● **Extrait**
Tu vas donc prendre ou reprendre le chemin de l'école, avec les enfants de ton âge, te faire de nouveaux amis, passer des journées avec eux et votre enseignant ou enseignante. Apprendre certainement beaucoup de choses, belles, petites ou grandes. On te dit à l'école, par exemple, qu'il faut aimer, ne pas mentir, ne pas voler, ne pas salir, ne pas tricher. C'est vrai ce qu'on te dit, petit Mehdi. Mais tu constateras de toi-même que tu ne vas pas retrouver dehors, tout ce qu'on te dit dedans. Car tu vas découvrir des choses pas du tout belles, ni du tout grandes. Tu verras alors, mais tu verras les grands, faire de mauvaises choses, ou dire des choses avec des mots pas vraiment grands, mais plutôt gros.

Ne t'étonne donc pas, quand tu vois le contraire de ce qu'on te dit en classe. Ainsi, tu les vois lancer, balancer, des mots, des choses, n'importe quoi, n'importe quand, n' importe où, se conduire mal, mal conduire, mal conduits. C?est à dire mal menés et malmenés. S'il t'arrive de voir dans la rue, de telles choses, ne fais pas attention ; tu comprendras, quand tu seras grand. Et si tu répètes ce que disent les grands, si tu fais ce qu'ils font, ils diront alors que tu n'es pas éduqué. Qu'on ne t'a pas éduqué. Mais moi je sais, petit Mehdi, souffle de candeur, que tu ne feras pas comme eux. Oui, la culture de l'esprit est déclinée au profit de celle déchaînée des intestins et de certains instincts.

● **Enregistrements fournis**
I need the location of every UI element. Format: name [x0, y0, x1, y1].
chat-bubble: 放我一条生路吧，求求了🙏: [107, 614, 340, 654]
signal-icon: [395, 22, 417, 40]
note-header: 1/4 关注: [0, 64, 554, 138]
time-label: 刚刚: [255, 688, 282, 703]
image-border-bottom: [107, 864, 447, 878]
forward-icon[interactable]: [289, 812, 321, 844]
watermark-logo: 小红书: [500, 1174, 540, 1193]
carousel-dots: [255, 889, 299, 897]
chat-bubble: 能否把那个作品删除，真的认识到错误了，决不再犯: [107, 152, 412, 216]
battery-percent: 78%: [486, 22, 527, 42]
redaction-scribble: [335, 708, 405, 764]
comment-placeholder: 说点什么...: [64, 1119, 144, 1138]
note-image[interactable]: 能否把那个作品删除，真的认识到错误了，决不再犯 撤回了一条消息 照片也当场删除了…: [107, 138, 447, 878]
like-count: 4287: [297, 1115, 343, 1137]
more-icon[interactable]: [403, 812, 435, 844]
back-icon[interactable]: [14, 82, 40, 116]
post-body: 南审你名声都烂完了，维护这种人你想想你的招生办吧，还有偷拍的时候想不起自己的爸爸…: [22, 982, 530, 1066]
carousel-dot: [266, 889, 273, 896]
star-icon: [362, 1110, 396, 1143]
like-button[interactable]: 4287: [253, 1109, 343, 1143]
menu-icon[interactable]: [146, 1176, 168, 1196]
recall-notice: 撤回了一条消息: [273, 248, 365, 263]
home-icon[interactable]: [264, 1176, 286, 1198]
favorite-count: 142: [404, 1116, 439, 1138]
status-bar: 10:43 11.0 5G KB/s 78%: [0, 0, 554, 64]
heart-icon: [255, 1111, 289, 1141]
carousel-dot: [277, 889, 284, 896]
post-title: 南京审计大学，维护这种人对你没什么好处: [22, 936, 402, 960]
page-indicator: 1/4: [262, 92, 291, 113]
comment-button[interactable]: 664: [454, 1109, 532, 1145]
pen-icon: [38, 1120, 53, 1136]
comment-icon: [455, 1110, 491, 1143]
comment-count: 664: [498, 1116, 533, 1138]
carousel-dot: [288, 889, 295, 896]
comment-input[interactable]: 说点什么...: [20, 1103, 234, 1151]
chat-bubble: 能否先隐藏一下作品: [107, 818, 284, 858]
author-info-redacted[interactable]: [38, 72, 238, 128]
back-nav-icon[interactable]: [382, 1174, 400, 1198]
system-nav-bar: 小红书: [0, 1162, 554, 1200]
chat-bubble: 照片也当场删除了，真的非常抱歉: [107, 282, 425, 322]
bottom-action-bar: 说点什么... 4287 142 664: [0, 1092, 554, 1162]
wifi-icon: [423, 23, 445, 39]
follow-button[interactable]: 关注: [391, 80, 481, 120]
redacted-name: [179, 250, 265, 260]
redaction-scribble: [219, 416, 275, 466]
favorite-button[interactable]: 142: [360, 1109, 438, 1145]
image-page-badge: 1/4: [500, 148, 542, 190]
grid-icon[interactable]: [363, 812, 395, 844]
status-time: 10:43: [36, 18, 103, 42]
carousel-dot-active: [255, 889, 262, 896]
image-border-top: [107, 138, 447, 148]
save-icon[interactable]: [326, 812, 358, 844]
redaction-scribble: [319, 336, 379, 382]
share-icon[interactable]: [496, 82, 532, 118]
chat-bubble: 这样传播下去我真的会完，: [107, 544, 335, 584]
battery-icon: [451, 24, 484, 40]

● **Votre travail**
- A) Recopiez à l'identique les enregistrements, en commençant par leur première ligne et en vous arrêtant après la ligne qui contient "redacted-name: [179, 250, 265, 260]".
- B) Poursuivez l'extrait adressé au petit Mehdi là où il s'arrête.
Les enregistrements n'ont aucun lien avec l'extrait adressé au petit Mehdi.

● **Réponses**
- A)
I need the location of every UI element. Format: name [x0, y0, x1, y1].
chat-bubble: 放我一条生路吧，求求了🙏: [107, 614, 340, 654]
signal-icon: [395, 22, 417, 40]
note-header: 1/4 关注: [0, 64, 554, 138]
time-label: 刚刚: [255, 688, 282, 703]
image-border-bottom: [107, 864, 447, 878]
forward-icon[interactable]: [289, 812, 321, 844]
watermark-logo: 小红书: [500, 1174, 540, 1193]
carousel-dots: [255, 889, 299, 897]
chat-bubble: 能否把那个作品删除，真的认识到错误了，决不再犯: [107, 152, 412, 216]
battery-percent: 78%: [486, 22, 527, 42]
redaction-scribble: [335, 708, 405, 764]
comment-placeholder: 说点什么...: [64, 1119, 144, 1138]
note-image[interactable]: 能否把那个作品删除，真的认识到错误了，决不再犯 撤回了一条消息 照片也当场删除了…: [107, 138, 447, 878]
like-count: 4287: [297, 1115, 343, 1137]
more-icon[interactable]: [403, 812, 435, 844]
back-icon[interactable]: [14, 82, 40, 116]
post-body: 南审你名声都烂完了，维护这种人你想想你的招生办吧，还有偷拍的时候想不起自己的爸爸…: [22, 982, 530, 1066]
carousel-dot: [266, 889, 273, 896]
star-icon: [362, 1110, 396, 1143]
like-button[interactable]: 4287: [253, 1109, 343, 1143]
menu-icon[interactable]: [146, 1176, 168, 1196]
recall-notice: 撤回了一条消息: [273, 248, 365, 263]
home-icon[interactable]: [264, 1176, 286, 1198]
favorite-count: 142: [404, 1116, 439, 1138]
status-bar: 10:43 11.0 5G KB/s 78%: [0, 0, 554, 64]
heart-icon: [255, 1111, 289, 1141]
carousel-dot: [277, 889, 284, 896]
post-title: 南京审计大学，维护这种人对你没什么好处: [22, 936, 402, 960]
page-indicator: 1/4: [262, 92, 291, 113]
comment-button[interactable]: 664: [454, 1109, 532, 1145]
pen-icon: [38, 1120, 53, 1136]
comment-icon: [455, 1110, 491, 1143]
comment-count: 664: [498, 1116, 533, 1138]
carousel-dot: [288, 889, 295, 896]
comment-input[interactable]: 说点什么...: [20, 1103, 234, 1151]
chat-bubble: 能否先隐藏一下作品: [107, 818, 284, 858]
author-info-redacted[interactable]: [38, 72, 238, 128]
back-nav-icon[interactable]: [382, 1174, 400, 1198]
system-nav-bar: 小红书: [0, 1162, 554, 1200]
chat-bubble: 照片也当场删除了，真的非常抱歉: [107, 282, 425, 322]
bottom-action-bar: 说点什么... 4287 142 664: [0, 1092, 554, 1162]
wifi-icon: [423, 23, 445, 39]
follow-button[interactable]: 关注: [391, 80, 481, 120]
redacted-name: [179, 250, 265, 260]

- B)
On raconte même qu'un professeur de philo, au lycée, avait sermonné l'un de ses élèves, en lui reprochant son manque de sérieux et lui signifiant que le Savoir est une richesse. Et à l'élève de rétorquer : « Ya Cheikh, notre voisin, un ami à mon père, le député Si Flène qui n'a jamais ouvert un livre, vu son Bac moins 12, il mène une vie de pacha, lui. Et toi Cheikh, tu n'as même pas un tacot, tu arrives difficilement à boucler tes fins de mois, tu as un gros problème de logement, tu passes tes vacances assis sur un banc, et tu me dis que la connaissance est une richesse !? ». Oui, petit écolier, quand tu vois ce que tu vois, il y a de quoi être coi !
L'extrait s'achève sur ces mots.